_Your instructions_
All lines featuring the string "title" are to be listed.

::::::

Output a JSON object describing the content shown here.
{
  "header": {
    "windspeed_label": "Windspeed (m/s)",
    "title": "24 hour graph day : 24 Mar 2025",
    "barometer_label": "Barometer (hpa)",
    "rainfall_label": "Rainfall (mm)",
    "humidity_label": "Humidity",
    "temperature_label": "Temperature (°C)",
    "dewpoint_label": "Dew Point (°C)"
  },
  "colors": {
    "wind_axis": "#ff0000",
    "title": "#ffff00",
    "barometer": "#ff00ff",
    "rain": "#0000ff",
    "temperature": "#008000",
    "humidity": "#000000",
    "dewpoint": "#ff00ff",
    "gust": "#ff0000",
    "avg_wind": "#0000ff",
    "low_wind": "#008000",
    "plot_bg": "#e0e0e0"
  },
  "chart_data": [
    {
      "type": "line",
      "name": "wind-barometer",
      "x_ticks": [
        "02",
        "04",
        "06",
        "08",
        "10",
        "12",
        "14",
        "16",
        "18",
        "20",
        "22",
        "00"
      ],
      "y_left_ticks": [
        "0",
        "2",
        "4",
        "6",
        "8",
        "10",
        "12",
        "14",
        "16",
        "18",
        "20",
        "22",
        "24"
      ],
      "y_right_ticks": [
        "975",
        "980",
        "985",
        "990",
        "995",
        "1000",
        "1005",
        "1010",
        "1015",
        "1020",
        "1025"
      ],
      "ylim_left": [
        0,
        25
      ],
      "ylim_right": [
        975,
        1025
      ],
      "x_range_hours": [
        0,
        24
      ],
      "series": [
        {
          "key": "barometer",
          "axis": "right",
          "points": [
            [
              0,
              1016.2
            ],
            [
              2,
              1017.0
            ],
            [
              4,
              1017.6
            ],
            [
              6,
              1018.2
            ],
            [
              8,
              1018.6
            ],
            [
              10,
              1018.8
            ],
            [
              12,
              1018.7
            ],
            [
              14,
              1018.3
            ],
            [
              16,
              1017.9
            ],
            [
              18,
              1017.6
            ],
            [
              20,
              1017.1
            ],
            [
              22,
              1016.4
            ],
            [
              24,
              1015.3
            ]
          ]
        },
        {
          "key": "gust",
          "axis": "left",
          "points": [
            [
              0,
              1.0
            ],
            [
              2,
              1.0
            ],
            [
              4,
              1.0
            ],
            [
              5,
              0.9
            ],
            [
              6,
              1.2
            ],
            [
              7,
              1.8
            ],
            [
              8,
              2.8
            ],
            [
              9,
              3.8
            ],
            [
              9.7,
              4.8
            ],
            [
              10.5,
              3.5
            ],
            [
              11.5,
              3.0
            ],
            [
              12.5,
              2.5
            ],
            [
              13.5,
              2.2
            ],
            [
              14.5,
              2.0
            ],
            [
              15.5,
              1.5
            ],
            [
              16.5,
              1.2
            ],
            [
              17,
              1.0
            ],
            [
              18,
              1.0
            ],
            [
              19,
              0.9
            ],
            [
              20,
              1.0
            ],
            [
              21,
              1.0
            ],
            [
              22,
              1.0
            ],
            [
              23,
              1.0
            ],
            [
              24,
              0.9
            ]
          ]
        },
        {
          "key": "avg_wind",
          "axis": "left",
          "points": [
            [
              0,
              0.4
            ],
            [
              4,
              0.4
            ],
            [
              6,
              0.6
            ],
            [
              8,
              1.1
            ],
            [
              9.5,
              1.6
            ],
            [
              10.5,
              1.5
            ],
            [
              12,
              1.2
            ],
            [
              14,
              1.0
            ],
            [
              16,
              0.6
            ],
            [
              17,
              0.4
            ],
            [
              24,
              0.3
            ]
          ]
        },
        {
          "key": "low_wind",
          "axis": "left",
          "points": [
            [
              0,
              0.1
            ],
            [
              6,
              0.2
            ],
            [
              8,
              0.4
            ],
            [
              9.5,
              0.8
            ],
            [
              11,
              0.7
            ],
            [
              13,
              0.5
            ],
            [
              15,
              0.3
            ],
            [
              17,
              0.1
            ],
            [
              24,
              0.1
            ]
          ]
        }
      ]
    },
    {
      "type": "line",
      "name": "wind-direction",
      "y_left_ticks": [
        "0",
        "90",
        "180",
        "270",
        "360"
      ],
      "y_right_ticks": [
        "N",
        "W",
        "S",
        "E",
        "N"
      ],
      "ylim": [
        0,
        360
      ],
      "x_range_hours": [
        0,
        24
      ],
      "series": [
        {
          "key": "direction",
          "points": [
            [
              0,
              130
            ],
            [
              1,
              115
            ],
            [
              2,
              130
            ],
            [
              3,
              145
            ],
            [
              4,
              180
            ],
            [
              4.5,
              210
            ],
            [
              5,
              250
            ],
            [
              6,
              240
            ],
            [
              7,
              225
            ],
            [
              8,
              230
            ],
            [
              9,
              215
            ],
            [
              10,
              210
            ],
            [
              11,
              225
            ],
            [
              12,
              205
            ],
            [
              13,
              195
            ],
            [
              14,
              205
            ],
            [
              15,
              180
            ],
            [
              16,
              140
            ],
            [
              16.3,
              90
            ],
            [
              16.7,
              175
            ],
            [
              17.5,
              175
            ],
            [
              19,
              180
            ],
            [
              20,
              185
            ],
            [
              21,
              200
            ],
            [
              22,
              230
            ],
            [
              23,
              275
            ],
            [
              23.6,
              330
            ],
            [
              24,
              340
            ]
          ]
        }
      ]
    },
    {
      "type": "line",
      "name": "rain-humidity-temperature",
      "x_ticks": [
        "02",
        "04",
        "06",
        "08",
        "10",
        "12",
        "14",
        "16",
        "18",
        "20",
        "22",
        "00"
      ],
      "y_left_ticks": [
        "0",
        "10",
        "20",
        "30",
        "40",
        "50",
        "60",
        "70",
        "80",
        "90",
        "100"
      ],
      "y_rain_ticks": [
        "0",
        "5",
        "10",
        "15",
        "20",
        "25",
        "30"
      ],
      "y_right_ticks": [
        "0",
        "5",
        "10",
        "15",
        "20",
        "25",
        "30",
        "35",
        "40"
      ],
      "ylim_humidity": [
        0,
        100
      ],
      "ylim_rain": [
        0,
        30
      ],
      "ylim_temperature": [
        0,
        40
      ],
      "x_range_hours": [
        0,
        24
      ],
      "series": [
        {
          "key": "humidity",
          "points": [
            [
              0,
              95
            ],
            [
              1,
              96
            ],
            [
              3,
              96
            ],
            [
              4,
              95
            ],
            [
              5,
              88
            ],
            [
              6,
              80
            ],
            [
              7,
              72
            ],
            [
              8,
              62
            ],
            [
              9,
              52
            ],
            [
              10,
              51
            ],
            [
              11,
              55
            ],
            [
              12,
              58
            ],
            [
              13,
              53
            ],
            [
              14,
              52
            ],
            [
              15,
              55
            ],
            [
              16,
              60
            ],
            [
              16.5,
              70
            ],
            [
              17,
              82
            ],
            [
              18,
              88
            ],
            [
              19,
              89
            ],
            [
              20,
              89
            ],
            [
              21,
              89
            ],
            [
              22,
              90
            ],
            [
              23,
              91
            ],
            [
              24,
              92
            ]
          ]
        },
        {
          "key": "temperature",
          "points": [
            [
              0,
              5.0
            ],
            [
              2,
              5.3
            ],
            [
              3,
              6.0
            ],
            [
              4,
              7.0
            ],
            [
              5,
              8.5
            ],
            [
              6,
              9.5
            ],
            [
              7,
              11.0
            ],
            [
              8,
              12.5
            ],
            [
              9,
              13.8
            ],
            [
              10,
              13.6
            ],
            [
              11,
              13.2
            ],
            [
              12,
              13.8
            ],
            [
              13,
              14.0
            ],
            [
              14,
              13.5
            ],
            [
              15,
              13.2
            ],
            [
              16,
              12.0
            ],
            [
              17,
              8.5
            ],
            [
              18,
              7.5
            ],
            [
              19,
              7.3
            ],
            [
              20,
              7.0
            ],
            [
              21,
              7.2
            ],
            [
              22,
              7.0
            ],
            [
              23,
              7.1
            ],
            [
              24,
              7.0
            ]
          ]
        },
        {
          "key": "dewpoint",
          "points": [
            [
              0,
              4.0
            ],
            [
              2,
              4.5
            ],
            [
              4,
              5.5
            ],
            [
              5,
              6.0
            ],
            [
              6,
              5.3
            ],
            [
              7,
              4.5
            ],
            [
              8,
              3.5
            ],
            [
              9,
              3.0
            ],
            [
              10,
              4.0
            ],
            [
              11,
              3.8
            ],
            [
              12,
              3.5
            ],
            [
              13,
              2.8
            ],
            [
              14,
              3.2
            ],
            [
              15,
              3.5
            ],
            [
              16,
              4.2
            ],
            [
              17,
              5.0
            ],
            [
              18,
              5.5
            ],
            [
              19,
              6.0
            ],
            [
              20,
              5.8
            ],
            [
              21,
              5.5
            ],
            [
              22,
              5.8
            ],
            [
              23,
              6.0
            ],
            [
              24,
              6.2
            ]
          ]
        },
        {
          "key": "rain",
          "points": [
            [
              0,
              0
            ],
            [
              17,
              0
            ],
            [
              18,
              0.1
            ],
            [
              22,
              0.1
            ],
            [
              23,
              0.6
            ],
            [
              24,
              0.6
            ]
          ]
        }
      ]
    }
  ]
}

::::::

_Solution_
    "title": "24 hour graph day : 24 Mar 2025",
    "title": "#ffff00",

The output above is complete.